Data excerpts
==========

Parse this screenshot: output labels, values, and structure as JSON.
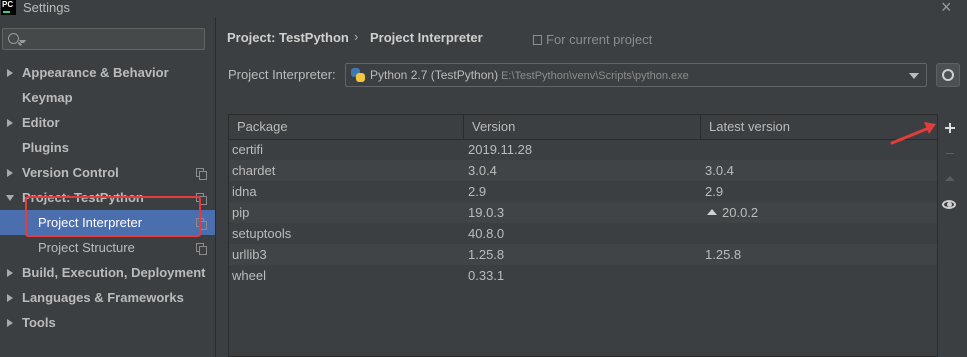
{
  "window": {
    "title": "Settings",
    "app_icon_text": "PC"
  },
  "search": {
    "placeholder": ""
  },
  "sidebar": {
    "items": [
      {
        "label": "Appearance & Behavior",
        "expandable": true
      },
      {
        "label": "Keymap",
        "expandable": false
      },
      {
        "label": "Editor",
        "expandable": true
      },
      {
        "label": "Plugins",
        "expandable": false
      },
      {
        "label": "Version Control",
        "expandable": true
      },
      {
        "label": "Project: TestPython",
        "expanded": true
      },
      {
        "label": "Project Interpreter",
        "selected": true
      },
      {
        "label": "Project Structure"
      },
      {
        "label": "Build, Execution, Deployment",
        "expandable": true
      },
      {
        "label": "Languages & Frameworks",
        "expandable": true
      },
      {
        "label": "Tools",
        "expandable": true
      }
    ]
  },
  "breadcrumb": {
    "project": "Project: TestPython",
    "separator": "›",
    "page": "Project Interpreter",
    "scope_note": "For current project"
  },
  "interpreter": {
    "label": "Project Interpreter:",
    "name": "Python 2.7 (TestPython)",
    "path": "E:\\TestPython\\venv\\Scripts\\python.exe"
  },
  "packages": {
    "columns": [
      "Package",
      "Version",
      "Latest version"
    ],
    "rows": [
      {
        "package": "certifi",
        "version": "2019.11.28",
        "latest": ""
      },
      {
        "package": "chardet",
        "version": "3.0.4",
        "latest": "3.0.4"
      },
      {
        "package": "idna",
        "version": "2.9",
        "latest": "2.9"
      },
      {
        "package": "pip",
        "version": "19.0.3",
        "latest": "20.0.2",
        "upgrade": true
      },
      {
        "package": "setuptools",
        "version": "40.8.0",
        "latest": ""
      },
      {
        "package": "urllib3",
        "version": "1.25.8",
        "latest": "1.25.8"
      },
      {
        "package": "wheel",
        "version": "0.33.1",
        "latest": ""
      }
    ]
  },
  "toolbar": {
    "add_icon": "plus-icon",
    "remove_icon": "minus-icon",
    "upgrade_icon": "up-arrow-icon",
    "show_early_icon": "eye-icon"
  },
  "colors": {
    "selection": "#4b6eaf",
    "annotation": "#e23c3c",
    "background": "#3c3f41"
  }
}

==========

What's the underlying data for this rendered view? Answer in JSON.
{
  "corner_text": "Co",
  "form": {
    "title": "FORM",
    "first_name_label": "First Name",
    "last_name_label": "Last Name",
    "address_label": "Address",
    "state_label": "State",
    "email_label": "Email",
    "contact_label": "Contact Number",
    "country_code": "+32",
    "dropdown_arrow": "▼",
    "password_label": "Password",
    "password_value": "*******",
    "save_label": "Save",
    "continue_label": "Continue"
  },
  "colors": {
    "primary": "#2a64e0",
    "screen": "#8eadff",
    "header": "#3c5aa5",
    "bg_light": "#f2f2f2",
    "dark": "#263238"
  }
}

==========

[What to work on]: Your task is to collect every line above that contains the word "JSON".

[The answer]:
Parse this screenshot: output labels, values, and structure as JSON.
What's the underlying data for this rendered view? Answer in JSON.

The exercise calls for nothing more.